Directive -
Only the number is wanted: count the lines that include the word "controlo".
** Start Given data **
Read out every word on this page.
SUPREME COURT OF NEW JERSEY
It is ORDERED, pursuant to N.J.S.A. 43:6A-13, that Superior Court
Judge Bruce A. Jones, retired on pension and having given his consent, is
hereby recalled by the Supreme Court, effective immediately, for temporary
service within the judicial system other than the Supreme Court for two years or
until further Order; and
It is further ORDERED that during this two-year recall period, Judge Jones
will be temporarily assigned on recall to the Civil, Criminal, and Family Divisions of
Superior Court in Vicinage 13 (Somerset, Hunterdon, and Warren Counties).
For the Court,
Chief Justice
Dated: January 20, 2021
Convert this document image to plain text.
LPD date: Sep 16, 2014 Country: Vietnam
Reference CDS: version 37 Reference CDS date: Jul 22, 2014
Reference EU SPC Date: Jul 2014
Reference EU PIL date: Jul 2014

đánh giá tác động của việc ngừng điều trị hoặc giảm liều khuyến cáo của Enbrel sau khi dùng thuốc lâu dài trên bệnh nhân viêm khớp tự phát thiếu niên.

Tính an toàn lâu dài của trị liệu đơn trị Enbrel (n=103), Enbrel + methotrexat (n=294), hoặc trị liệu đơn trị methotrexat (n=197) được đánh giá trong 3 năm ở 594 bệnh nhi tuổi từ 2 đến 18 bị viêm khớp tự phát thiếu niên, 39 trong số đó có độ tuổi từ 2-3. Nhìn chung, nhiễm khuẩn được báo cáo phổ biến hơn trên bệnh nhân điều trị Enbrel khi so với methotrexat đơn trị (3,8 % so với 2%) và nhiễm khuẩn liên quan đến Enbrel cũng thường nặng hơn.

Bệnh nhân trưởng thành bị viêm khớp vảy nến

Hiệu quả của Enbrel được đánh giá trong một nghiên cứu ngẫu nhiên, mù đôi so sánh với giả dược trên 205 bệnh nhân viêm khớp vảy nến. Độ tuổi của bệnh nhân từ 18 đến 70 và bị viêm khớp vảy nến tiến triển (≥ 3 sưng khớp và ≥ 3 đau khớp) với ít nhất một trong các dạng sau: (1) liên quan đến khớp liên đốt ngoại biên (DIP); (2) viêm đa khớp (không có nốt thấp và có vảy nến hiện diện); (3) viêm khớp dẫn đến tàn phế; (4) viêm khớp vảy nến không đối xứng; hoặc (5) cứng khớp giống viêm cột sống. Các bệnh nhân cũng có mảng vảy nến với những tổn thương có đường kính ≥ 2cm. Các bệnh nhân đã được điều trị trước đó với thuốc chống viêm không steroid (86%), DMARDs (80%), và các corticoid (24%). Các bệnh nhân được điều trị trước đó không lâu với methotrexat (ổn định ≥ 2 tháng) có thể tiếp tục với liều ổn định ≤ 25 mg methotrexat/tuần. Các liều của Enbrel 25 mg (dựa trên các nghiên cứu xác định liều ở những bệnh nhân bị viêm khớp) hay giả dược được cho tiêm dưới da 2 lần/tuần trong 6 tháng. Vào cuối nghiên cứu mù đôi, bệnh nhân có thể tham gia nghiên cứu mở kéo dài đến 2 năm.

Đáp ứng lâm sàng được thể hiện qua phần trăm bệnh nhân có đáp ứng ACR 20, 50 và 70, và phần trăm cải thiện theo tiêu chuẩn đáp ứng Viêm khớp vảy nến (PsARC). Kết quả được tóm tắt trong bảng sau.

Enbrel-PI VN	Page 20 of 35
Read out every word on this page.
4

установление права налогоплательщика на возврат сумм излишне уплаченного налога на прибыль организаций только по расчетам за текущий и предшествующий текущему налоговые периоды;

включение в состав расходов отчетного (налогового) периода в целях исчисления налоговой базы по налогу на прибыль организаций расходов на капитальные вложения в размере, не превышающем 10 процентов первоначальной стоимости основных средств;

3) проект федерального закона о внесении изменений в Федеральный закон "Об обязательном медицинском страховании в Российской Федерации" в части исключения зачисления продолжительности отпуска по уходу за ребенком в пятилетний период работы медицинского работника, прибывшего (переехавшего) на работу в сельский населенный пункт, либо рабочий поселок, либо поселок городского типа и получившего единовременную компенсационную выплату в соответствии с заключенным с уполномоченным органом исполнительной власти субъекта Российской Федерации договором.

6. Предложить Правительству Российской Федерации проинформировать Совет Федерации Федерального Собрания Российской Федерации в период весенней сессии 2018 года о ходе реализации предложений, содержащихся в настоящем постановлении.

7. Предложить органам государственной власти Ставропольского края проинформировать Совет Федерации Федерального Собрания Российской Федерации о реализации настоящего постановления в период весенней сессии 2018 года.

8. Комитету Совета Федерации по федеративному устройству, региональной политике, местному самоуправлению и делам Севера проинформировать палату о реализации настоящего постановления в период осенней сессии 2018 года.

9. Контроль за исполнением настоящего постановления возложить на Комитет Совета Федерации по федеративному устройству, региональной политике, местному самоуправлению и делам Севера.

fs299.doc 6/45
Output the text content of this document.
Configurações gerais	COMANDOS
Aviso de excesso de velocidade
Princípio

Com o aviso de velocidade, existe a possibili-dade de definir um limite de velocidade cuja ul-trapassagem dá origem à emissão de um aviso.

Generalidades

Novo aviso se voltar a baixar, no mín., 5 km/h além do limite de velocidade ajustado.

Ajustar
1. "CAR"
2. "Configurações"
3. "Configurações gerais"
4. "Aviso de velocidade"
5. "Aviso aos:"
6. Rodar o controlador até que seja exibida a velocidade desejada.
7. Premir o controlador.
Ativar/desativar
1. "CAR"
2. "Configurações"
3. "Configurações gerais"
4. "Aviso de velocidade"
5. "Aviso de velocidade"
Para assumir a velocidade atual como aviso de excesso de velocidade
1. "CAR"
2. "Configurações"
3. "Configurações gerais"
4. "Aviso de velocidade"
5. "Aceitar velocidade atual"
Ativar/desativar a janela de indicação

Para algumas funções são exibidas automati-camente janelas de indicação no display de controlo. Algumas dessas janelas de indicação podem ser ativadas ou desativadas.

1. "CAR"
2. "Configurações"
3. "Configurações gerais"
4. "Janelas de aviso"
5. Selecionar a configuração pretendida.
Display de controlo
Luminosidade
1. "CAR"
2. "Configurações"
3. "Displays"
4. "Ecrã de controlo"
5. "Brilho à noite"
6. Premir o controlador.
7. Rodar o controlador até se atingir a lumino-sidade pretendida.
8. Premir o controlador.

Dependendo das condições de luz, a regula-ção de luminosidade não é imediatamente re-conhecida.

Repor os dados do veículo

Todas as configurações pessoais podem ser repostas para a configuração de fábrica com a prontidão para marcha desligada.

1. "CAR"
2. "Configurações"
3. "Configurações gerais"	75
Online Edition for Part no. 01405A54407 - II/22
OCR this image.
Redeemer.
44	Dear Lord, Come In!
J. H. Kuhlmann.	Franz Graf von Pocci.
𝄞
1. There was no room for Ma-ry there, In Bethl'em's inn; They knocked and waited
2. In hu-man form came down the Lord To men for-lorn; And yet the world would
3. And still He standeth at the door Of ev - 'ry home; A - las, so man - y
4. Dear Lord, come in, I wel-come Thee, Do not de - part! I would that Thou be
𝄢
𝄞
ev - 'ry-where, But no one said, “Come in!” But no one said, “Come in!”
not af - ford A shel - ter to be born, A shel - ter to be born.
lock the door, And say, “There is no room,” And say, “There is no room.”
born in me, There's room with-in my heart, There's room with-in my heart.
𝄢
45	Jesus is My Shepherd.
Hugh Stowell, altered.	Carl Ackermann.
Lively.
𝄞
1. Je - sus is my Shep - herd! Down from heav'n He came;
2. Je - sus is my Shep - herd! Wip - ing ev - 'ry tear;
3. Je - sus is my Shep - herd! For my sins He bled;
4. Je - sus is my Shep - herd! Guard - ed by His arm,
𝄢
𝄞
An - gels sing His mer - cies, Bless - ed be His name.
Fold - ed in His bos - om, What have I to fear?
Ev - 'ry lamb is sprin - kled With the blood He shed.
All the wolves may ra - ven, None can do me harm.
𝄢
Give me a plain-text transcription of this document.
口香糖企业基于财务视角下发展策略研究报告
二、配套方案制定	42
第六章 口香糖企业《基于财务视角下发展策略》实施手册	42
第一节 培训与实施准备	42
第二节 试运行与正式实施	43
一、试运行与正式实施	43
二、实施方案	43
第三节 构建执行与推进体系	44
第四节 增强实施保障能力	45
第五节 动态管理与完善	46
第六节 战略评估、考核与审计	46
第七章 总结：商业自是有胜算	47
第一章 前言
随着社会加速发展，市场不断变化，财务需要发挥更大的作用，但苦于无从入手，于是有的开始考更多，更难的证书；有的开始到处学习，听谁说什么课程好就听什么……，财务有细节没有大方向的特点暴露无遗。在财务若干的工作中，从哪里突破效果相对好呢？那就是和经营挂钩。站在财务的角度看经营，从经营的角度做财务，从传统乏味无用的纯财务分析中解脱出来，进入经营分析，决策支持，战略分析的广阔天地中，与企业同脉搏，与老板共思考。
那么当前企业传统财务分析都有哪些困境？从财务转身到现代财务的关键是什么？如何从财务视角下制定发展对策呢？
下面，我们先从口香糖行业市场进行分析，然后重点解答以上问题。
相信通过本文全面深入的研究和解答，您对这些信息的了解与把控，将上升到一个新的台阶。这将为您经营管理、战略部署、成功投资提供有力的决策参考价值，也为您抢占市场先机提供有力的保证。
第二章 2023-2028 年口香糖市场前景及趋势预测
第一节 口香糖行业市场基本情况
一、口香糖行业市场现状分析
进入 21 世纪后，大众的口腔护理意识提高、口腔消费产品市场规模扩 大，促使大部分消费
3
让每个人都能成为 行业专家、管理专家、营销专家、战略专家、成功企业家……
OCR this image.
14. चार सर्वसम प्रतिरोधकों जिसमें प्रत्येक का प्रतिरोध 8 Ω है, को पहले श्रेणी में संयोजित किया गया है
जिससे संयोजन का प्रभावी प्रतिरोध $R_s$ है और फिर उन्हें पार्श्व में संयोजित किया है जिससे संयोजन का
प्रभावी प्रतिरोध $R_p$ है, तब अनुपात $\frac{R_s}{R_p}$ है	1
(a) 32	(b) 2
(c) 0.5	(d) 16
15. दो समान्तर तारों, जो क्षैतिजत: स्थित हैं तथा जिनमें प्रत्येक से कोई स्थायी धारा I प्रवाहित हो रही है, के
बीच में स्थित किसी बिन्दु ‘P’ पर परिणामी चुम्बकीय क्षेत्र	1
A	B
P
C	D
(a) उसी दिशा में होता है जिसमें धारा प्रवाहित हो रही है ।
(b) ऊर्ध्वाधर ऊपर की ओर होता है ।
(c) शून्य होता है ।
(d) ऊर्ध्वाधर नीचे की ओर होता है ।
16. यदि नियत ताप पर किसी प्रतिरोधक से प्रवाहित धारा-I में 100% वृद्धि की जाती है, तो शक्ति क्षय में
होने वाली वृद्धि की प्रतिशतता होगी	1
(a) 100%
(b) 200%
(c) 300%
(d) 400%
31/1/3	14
** End Given data **
Answer to this problem -
3